Exercise instructions:
Repeat every entry in the listing below, exactly.

★ ★ ★ ★ ★

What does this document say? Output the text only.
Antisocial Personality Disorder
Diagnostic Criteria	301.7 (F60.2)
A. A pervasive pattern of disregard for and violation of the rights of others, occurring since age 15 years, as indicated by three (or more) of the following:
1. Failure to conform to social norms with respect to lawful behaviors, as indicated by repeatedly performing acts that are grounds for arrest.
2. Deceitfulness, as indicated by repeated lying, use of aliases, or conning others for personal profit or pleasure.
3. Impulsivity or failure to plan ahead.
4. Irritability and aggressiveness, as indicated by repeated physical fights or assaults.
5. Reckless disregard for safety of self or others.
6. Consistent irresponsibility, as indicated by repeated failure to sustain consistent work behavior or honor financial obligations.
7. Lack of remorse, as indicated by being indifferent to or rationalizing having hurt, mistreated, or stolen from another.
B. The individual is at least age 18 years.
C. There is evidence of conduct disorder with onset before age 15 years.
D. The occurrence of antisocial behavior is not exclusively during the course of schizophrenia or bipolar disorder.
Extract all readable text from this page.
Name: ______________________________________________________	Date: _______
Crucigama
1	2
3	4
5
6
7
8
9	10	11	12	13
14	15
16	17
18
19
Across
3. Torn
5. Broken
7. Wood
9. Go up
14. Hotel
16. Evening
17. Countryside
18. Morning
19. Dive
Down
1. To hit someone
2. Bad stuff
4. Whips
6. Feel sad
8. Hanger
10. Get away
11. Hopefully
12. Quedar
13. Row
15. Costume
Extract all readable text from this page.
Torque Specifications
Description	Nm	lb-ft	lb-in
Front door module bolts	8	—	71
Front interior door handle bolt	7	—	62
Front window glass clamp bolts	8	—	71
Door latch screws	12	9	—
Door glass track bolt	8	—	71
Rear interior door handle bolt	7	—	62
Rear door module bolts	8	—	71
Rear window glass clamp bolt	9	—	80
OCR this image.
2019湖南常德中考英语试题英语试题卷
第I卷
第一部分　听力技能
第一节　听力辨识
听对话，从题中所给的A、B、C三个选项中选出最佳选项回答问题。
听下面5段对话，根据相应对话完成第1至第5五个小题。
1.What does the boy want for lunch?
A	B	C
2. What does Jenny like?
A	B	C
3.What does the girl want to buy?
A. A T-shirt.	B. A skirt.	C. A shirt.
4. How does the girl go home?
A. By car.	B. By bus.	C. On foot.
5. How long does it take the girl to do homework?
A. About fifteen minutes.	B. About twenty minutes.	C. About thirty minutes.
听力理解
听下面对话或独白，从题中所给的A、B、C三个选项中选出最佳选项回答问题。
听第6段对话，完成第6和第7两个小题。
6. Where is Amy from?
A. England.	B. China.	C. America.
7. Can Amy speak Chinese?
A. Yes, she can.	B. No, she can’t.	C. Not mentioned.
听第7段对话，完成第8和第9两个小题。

★ ★ ★ ★ ★

Task result:
What does this document say? Output the text only.
Antisocial Personality Disorder
Diagnostic Criteria	301.7 (F60.2)
A. A pervasive pattern of disregard for and violation of the rights of others, occurring since age 15 years, as indicated by three (or more) of the following:
1. Failure to conform to social norms with respect to lawful behaviors, as indicated by repeatedly performing acts that are grounds for arrest.
2. Deceitfulness, as indicated by repeated lying, use of aliases, or conning others for personal profit or pleasure.
3. Impulsivity or failure to plan ahead.
4. Irritability and aggressiveness, as indicated by repeated physical fights or assaults.
5. Reckless disregard for safety of self or others.
6. Consistent irresponsibility, as indicated by repeated failure to sustain consistent work behavior or honor financial obligations.
7. Lack of remorse, as indicated by being indifferent to or rationalizing having hurt, mistreated, or stolen from another.
B. The individual is at least age 18 years.
C. There is evidence of conduct disorder with onset before age 15 years.
D. The occurrence of antisocial behavior is not exclusively during the course of schizophrenia or bipolar disorder.
Extract all readable text from this page.
Name: ______________________________________________________	Date: _______
Crucigama
1	2
3	4
5
6
7
8
9	10	11	12	13
14	15
16	17
18
19
Across
3. Torn
5. Broken
7. Wood
9. Go up
14. Hotel
16. Evening
17. Countryside
18. Morning
19. Dive
Down
1. To hit someone
2. Bad stuff
4. Whips
6. Feel sad
8. Hanger
10. Get away
11. Hopefully
12. Quedar
13. Row
15. Costume
Extract all readable text from this page.
Torque Specifications
Description	Nm	lb-ft	lb-in
Front door module bolts	8	—	71
Front interior door handle bolt	7	—	62
Front window glass clamp bolts	8	—	71
Door latch screws	12	9	—
Door glass track bolt	8	—	71
Rear interior door handle bolt	7	—	62
Rear door module bolts	8	—	71
Rear window glass clamp bolt	9	—	80
OCR this image.
2019湖南常德中考英语试题英语试题卷
第I卷
第一部分　听力技能
第一节　听力辨识
听对话，从题中所给的A、B、C三个选项中选出最佳选项回答问题。
听下面5段对话，根据相应对话完成第1至第5五个小题。
1.What does the boy want for lunch?
A	B	C
2. What does Jenny like?
A	B	C
3.What does the girl want to buy?
A. A T-shirt.	B. A skirt.	C. A shirt.
4. How does the girl go home?
A. By car.	B. By bus.	C. On foot.
5. How long does it take the girl to do homework?
A. About fifteen minutes.	B. About twenty minutes.	C. About thirty minutes.
听力理解
听下面对话或独白，从题中所给的A、B、C三个选项中选出最佳选项回答问题。
听第6段对话，完成第6和第7两个小题。
6. Where is Amy from?
A. England.	B. China.	C. America.
7. Can Amy speak Chinese?
A. Yes, she can.	B. No, she can’t.	C. Not mentioned.
听第7段对话，完成第8和第9两个小题。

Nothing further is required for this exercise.